## DATA IN THIS EXERCISE
▼

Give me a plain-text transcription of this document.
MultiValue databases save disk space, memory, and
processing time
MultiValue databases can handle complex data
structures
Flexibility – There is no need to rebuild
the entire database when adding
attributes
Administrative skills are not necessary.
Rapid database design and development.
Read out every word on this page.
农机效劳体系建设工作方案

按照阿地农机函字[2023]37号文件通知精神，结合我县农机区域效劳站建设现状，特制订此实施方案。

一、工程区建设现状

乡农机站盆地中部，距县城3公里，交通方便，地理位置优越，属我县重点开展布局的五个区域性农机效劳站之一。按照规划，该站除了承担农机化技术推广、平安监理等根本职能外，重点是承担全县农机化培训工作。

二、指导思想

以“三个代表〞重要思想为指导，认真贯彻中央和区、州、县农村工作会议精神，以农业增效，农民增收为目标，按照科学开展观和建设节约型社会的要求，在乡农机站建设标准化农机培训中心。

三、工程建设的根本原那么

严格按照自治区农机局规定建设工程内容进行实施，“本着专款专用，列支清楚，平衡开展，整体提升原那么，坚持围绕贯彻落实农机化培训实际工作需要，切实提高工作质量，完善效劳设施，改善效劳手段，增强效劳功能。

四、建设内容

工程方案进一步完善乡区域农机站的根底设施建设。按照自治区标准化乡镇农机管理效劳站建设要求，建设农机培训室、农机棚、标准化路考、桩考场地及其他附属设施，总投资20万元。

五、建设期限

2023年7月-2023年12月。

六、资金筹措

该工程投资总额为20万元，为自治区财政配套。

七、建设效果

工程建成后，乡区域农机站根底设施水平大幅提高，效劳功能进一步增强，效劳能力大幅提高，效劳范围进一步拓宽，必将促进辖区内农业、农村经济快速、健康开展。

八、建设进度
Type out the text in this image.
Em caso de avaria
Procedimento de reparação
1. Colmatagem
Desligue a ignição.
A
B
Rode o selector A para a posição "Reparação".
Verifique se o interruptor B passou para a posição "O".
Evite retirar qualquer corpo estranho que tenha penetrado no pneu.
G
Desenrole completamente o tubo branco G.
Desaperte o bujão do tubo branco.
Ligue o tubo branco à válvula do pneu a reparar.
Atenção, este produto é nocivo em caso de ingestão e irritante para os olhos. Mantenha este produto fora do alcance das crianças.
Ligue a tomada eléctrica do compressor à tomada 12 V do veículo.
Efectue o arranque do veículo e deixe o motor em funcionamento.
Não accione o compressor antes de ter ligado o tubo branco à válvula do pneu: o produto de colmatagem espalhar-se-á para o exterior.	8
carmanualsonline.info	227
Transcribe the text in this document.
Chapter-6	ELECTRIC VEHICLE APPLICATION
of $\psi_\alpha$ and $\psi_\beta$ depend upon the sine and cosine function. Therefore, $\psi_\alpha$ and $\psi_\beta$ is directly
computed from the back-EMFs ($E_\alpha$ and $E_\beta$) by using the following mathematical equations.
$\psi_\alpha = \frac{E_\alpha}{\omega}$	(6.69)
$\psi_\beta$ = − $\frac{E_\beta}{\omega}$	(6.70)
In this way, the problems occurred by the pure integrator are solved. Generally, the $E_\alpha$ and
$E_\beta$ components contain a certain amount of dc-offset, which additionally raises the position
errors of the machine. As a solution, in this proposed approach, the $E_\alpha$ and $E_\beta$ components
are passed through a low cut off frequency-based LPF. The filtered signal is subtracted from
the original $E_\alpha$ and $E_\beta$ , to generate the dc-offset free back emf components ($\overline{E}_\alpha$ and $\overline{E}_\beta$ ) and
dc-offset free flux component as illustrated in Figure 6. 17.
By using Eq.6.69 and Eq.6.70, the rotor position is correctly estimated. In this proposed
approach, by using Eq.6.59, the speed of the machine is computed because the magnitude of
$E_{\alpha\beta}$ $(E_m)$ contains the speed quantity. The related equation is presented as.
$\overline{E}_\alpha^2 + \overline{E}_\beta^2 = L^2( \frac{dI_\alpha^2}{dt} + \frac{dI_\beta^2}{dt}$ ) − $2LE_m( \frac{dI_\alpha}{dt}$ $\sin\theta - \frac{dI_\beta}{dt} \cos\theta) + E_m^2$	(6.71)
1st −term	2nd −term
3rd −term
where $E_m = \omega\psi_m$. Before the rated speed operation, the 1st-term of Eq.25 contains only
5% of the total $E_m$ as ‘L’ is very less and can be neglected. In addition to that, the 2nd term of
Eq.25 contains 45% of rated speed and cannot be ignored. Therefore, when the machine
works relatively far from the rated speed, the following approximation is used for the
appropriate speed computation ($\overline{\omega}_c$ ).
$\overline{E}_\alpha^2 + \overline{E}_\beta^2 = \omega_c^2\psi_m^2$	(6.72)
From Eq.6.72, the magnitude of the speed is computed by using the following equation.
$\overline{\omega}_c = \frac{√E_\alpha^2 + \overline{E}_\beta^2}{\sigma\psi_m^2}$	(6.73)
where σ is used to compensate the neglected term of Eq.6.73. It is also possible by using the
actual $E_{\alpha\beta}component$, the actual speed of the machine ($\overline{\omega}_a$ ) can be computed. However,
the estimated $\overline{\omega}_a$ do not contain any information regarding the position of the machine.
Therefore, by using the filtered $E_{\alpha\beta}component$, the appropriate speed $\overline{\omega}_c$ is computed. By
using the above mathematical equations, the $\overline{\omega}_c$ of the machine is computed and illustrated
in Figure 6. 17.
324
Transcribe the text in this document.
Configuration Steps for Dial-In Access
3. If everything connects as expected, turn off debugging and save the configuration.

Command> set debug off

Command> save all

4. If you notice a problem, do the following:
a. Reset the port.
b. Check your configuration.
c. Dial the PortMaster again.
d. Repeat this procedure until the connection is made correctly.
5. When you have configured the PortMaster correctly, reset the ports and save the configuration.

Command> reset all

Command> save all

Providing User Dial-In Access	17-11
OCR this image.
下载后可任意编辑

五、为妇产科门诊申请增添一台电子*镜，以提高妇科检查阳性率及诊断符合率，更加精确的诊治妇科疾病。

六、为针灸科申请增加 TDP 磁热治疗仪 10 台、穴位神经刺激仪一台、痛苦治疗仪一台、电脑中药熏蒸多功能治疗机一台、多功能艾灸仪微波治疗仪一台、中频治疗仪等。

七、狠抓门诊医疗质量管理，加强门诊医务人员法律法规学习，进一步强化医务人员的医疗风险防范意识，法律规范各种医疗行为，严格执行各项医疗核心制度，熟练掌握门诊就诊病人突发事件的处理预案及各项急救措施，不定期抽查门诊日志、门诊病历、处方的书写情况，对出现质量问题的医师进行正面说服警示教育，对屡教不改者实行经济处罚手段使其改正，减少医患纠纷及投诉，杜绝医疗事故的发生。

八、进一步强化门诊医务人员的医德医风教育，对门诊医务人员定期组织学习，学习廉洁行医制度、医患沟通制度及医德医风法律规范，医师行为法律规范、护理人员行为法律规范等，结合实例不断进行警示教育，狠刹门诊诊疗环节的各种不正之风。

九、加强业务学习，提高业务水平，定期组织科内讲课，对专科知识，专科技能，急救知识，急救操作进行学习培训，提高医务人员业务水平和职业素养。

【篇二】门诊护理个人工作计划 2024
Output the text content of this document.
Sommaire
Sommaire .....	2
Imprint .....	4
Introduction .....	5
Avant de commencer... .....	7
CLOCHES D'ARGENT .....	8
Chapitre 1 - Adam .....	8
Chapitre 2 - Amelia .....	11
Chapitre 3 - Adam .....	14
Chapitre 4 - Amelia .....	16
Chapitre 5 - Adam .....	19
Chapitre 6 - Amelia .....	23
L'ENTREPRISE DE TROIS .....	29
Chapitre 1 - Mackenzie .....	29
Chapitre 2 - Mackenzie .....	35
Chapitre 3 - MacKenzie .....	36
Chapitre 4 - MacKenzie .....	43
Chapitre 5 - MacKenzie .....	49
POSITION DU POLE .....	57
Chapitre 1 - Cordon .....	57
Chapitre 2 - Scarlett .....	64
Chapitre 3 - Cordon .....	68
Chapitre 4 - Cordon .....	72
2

▲

## INSTRUCTIONS FOR THE TASK
Filter the data, keeping only the lines that contain "Dial".

## SOLUTION TO THIS EXERCISE
Configuration Steps for Dial-In Access
c. Dial the PortMaster again.
Providing User Dial-In Access	17-11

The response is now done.